Request -
Return all lines in the material below that contain "session".

Supplied information -
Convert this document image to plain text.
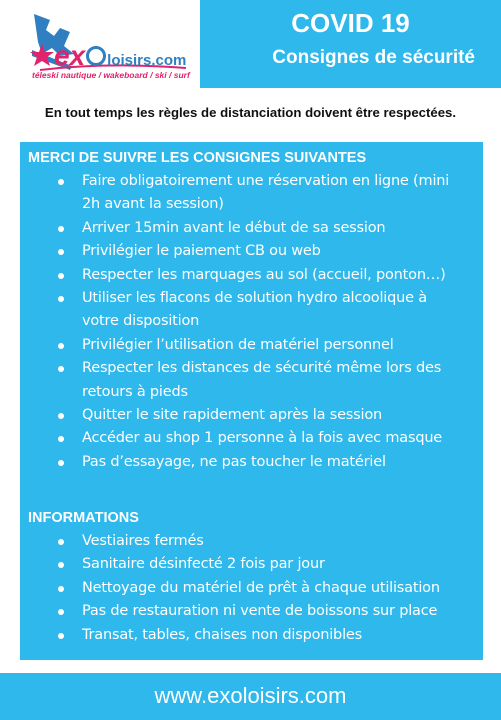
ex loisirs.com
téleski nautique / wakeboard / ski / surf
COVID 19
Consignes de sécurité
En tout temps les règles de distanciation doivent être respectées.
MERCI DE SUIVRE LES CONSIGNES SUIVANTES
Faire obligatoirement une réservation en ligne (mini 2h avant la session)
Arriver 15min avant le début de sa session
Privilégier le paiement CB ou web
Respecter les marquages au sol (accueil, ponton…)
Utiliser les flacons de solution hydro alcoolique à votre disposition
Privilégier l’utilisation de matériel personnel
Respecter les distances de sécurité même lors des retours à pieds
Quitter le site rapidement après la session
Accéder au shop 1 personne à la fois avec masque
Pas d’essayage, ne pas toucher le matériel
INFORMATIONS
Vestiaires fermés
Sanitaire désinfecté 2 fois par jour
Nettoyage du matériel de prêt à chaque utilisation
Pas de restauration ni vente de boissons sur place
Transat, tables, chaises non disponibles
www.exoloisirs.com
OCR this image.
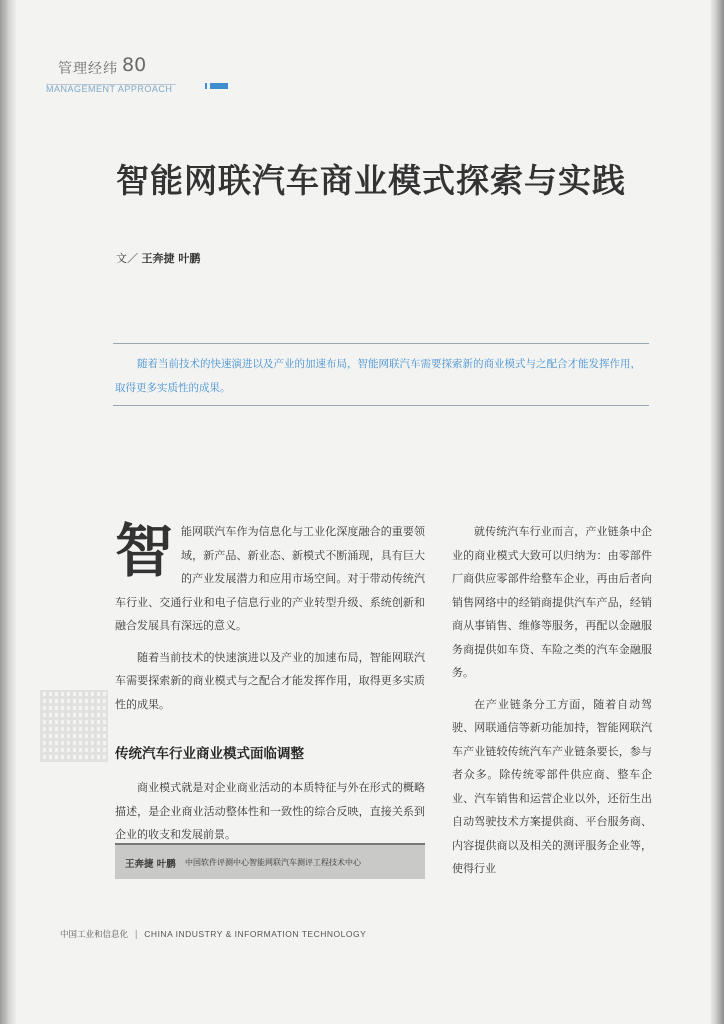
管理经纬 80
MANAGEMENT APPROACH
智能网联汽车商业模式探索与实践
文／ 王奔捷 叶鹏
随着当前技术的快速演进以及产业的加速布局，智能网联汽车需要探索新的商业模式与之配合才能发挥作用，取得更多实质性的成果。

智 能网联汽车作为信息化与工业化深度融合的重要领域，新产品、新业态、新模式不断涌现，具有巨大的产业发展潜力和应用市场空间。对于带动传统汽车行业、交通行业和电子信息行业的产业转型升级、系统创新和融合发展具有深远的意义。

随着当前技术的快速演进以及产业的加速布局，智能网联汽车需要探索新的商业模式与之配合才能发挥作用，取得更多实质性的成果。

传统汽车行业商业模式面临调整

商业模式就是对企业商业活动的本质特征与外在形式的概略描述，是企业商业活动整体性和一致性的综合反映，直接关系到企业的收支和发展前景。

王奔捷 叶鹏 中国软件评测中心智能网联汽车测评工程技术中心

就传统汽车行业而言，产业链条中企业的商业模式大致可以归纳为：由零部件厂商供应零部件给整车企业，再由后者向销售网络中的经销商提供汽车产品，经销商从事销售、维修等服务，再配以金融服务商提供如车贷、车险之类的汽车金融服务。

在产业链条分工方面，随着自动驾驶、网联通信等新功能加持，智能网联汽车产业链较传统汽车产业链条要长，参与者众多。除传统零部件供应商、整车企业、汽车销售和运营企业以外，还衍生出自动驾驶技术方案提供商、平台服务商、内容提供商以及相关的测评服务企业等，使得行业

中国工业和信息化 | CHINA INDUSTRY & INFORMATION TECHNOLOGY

Solution to this problem -
Faire obligatoirement une réservation en ligne (mini 2h avant la session)
Arriver 15min avant le début de sa session
Quitter le site rapidement après la session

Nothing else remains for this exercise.